### Exercise directions
Go through the listing below and gather every line with the word "title".

### Dataset
━━━━━━━━

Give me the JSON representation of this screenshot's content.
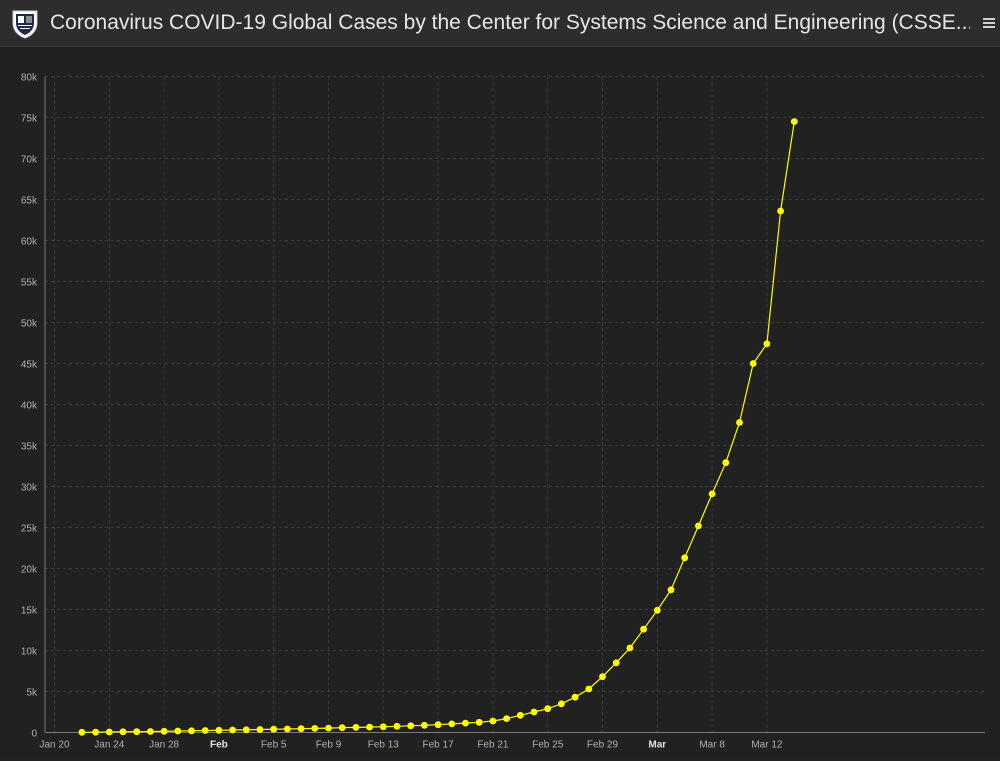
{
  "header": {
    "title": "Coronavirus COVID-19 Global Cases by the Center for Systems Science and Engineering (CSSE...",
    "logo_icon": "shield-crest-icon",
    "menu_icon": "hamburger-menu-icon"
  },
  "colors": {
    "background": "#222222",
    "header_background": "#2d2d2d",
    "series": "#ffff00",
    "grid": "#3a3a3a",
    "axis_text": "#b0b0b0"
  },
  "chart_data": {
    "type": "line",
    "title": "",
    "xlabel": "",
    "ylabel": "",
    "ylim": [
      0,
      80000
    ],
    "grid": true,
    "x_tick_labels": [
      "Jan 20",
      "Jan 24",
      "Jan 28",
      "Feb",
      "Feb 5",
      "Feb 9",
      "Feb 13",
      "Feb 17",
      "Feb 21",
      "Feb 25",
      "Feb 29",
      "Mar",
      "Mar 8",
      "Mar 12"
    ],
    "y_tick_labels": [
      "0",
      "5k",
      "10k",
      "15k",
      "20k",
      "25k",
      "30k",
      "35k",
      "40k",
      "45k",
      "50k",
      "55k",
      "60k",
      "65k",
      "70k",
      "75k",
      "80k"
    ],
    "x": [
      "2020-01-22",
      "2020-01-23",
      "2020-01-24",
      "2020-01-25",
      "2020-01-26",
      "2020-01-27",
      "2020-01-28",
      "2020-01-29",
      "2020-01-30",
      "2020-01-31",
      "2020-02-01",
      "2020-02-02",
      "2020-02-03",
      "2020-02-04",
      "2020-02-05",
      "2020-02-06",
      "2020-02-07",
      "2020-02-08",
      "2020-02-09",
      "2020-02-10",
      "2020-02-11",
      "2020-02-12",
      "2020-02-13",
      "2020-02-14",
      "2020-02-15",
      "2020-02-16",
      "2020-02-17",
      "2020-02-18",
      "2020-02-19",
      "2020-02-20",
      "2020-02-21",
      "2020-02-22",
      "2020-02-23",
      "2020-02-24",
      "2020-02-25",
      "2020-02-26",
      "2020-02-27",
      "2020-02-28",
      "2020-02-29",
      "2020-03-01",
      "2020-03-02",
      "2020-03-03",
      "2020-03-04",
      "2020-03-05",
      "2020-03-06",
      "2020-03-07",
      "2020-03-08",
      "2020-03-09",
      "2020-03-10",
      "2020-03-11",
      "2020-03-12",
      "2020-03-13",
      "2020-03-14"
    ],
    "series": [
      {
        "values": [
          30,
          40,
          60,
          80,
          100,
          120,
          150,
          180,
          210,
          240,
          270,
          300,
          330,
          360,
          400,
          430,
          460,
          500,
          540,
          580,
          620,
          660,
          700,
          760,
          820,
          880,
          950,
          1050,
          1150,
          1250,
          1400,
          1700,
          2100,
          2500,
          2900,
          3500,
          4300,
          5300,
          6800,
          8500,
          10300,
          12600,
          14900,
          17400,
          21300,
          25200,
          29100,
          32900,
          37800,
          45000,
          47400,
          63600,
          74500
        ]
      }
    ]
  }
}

━━━━━━━━

### Exercise result
    "title": "Coronavirus COVID-19 Global Cases by the Center for Systems Science and Engineering (CSSE...",
    "title": "",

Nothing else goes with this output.